───── Data shown

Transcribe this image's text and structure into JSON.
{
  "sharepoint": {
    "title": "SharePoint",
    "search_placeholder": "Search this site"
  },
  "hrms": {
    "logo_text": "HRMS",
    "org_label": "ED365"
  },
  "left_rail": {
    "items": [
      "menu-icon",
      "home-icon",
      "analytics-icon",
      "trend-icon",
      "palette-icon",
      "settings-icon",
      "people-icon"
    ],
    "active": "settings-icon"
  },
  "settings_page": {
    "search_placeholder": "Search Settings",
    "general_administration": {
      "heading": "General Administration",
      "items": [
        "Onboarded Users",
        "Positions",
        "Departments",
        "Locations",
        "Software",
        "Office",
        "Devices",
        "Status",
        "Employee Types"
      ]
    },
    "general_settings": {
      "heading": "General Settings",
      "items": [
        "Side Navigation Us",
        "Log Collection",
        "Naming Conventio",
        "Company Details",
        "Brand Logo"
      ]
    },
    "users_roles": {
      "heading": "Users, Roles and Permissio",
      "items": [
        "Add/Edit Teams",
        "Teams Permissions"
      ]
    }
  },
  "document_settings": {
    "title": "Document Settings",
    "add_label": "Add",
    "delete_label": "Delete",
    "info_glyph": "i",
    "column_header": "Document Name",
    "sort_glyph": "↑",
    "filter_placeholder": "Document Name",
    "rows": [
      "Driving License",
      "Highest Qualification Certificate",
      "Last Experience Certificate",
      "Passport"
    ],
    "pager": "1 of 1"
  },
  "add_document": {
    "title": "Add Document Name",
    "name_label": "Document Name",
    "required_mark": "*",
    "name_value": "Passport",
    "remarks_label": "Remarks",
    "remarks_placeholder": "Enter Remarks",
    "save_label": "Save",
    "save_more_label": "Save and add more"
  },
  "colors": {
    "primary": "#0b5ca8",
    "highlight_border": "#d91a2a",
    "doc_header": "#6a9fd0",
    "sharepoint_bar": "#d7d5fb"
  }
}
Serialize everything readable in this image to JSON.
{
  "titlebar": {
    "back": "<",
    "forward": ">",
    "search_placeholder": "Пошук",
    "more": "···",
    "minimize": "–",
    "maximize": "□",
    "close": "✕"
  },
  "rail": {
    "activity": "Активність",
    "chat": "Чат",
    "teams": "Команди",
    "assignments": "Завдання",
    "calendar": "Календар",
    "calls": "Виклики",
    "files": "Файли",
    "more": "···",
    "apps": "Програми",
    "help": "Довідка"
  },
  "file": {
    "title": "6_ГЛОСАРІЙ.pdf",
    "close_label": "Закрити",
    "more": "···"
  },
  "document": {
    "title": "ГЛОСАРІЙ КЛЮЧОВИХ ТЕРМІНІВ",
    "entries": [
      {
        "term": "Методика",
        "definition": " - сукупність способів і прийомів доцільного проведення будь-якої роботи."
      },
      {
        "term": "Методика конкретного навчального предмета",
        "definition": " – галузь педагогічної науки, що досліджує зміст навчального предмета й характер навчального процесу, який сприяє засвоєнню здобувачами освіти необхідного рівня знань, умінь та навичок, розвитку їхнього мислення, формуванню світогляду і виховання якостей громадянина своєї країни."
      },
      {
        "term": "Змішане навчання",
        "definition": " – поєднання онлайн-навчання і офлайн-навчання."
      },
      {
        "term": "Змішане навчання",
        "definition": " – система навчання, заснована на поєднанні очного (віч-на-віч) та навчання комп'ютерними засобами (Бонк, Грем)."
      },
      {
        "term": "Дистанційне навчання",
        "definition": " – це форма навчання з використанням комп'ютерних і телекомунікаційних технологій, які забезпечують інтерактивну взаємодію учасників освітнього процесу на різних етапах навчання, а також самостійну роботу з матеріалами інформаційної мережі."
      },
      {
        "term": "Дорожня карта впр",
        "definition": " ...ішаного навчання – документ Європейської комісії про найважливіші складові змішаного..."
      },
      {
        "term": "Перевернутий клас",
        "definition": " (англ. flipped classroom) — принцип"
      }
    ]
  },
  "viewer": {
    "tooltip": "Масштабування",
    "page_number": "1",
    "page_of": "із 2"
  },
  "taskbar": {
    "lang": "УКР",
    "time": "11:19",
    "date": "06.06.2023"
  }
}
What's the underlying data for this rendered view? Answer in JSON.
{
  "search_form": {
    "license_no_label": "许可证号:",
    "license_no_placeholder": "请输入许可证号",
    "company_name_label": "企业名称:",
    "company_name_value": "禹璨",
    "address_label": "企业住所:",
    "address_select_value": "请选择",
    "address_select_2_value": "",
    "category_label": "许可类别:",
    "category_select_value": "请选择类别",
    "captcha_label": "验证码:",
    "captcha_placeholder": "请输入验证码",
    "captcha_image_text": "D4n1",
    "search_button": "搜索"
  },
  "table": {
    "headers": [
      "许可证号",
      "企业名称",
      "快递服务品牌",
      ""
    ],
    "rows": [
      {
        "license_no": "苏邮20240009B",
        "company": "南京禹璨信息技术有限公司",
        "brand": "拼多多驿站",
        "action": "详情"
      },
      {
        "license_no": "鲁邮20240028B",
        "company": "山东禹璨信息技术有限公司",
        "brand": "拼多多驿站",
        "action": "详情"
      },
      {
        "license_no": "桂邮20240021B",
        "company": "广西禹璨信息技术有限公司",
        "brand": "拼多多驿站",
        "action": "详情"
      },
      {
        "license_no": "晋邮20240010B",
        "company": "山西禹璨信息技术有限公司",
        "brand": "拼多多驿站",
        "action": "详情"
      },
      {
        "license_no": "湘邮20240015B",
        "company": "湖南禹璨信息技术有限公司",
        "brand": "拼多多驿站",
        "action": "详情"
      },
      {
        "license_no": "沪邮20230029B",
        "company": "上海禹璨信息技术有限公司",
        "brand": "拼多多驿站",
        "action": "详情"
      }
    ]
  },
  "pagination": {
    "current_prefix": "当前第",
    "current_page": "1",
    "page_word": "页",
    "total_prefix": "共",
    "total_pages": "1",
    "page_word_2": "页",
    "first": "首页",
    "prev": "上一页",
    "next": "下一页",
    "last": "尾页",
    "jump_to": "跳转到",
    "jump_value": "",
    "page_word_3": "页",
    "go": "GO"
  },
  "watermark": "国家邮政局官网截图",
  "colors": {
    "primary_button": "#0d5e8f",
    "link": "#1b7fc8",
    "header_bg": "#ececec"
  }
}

──────────

=== Required task ===
Each line above is to be repeated exactly.

=== Output for this task ===
Transcribe this image's text and structure into JSON.
{
  "sharepoint": {
    "title": "SharePoint",
    "search_placeholder": "Search this site"
  },
  "hrms": {
    "logo_text": "HRMS",
    "org_label": "ED365"
  },
  "left_rail": {
    "items": [
      "menu-icon",
      "home-icon",
      "analytics-icon",
      "trend-icon",
      "palette-icon",
      "settings-icon",
      "people-icon"
    ],
    "active": "settings-icon"
  },
  "settings_page": {
    "search_placeholder": "Search Settings",
    "general_administration": {
      "heading": "General Administration",
      "items": [
        "Onboarded Users",
        "Positions",
        "Departments",
        "Locations",
        "Software",
        "Office",
        "Devices",
        "Status",
        "Employee Types"
      ]
    },
    "general_settings": {
      "heading": "General Settings",
      "items": [
        "Side Navigation Us",
        "Log Collection",
        "Naming Conventio",
        "Company Details",
        "Brand Logo"
      ]
    },
    "users_roles": {
      "heading": "Users, Roles and Permissio",
      "items": [
        "Add/Edit Teams",
        "Teams Permissions"
      ]
    }
  },
  "document_settings": {
    "title": "Document Settings",
    "add_label": "Add",
    "delete_label": "Delete",
    "info_glyph": "i",
    "column_header": "Document Name",
    "sort_glyph": "↑",
    "filter_placeholder": "Document Name",
    "rows": [
      "Driving License",
      "Highest Qualification Certificate",
      "Last Experience Certificate",
      "Passport"
    ],
    "pager": "1 of 1"
  },
  "add_document": {
    "title": "Add Document Name",
    "name_label": "Document Name",
    "required_mark": "*",
    "name_value": "Passport",
    "remarks_label": "Remarks",
    "remarks_placeholder": "Enter Remarks",
    "save_label": "Save",
    "save_more_label": "Save and add more"
  },
  "colors": {
    "primary": "#0b5ca8",
    "highlight_border": "#d91a2a",
    "doc_header": "#6a9fd0",
    "sharepoint_bar": "#d7d5fb"
  }
}
Serialize everything readable in this image to JSON.
{
  "titlebar": {
    "back": "<",
    "forward": ">",
    "search_placeholder": "Пошук",
    "more": "···",
    "minimize": "–",
    "maximize": "□",
    "close": "✕"
  },
  "rail": {
    "activity": "Активність",
    "chat": "Чат",
    "teams": "Команди",
    "assignments": "Завдання",
    "calendar": "Календар",
    "calls": "Виклики",
    "files": "Файли",
    "more": "···",
    "apps": "Програми",
    "help": "Довідка"
  },
  "file": {
    "title": "6_ГЛОСАРІЙ.pdf",
    "close_label": "Закрити",
    "more": "···"
  },
  "document": {
    "title": "ГЛОСАРІЙ КЛЮЧОВИХ ТЕРМІНІВ",
    "entries": [
      {
        "term": "Методика",
        "definition": " - сукупність способів і прийомів доцільного проведення будь-якої роботи."
      },
      {
        "term": "Методика конкретного навчального предмета",
        "definition": " – галузь педагогічної науки, що досліджує зміст навчального предмета й характер навчального процесу, який сприяє засвоєнню здобувачами освіти необхідного рівня знань, умінь та навичок, розвитку їхнього мислення, формуванню світогляду і виховання якостей громадянина своєї країни."
      },
      {
        "term": "Змішане навчання",
        "definition": " – поєднання онлайн-навчання і офлайн-навчання."
      },
      {
        "term": "Змішане навчання",
        "definition": " – система навчання, заснована на поєднанні очного (віч-на-віч) та навчання комп'ютерними засобами (Бонк, Грем)."
      },
      {
        "term": "Дистанційне навчання",
        "definition": " – це форма навчання з використанням комп'ютерних і телекомунікаційних технологій, які забезпечують інтерактивну взаємодію учасників освітнього процесу на різних етапах навчання, а також самостійну роботу з матеріалами інформаційної мережі."
      },
      {
        "term": "Дорожня карта впр",
        "definition": " ...ішаного навчання – документ Європейської комісії про найважливіші складові змішаного..."
      },
      {
        "term": "Перевернутий клас",
        "definition": " (англ. flipped classroom) — принцип"
      }
    ]
  },
  "viewer": {
    "tooltip": "Масштабування",
    "page_number": "1",
    "page_of": "із 2"
  },
  "taskbar": {
    "lang": "УКР",
    "time": "11:19",
    "date": "06.06.2023"
  }
}
What's the underlying data for this rendered view? Answer in JSON.
{
  "search_form": {
    "license_no_label": "许可证号:",
    "license_no_placeholder": "请输入许可证号",
    "company_name_label": "企业名称:",
    "company_name_value": "禹璨",
    "address_label": "企业住所:",
    "address_select_value": "请选择",
    "address_select_2_value": "",
    "category_label": "许可类别:",
    "category_select_value": "请选择类别",
    "captcha_label": "验证码:",
    "captcha_placeholder": "请输入验证码",
    "captcha_image_text": "D4n1",
    "search_button": "搜索"
  },
  "table": {
    "headers": [
      "许可证号",
      "企业名称",
      "快递服务品牌",
      ""
    ],
    "rows": [
      {
        "license_no": "苏邮20240009B",
        "company": "南京禹璨信息技术有限公司",
        "brand": "拼多多驿站",
        "action": "详情"
      },
      {
        "license_no": "鲁邮20240028B",
        "company": "山东禹璨信息技术有限公司",
        "brand": "拼多多驿站",
        "action": "详情"
      },
      {
        "license_no": "桂邮20240021B",
        "company": "广西禹璨信息技术有限公司",
        "brand": "拼多多驿站",
        "action": "详情"
      },
      {
        "license_no": "晋邮20240010B",
        "company": "山西禹璨信息技术有限公司",
        "brand": "拼多多驿站",
        "action": "详情"
      },
      {
        "license_no": "湘邮20240015B",
        "company": "湖南禹璨信息技术有限公司",
        "brand": "拼多多驿站",
        "action": "详情"
      },
      {
        "license_no": "沪邮20230029B",
        "company": "上海禹璨信息技术有限公司",
        "brand": "拼多多驿站",
        "action": "详情"
      }
    ]
  },
  "pagination": {
    "current_prefix": "当前第",
    "current_page": "1",
    "page_word": "页",
    "total_prefix": "共",
    "total_pages": "1",
    "page_word_2": "页",
    "first": "首页",
    "prev": "上一页",
    "next": "下一页",
    "last": "尾页",
    "jump_to": "跳转到",
    "jump_value": "",
    "page_word_3": "页",
    "go": "GO"
  },
  "watermark": "国家邮政局官网截图",
  "colors": {
    "primary_button": "#0d5e8f",
    "link": "#1b7fc8",
    "header_bg": "#ececec"
  }
}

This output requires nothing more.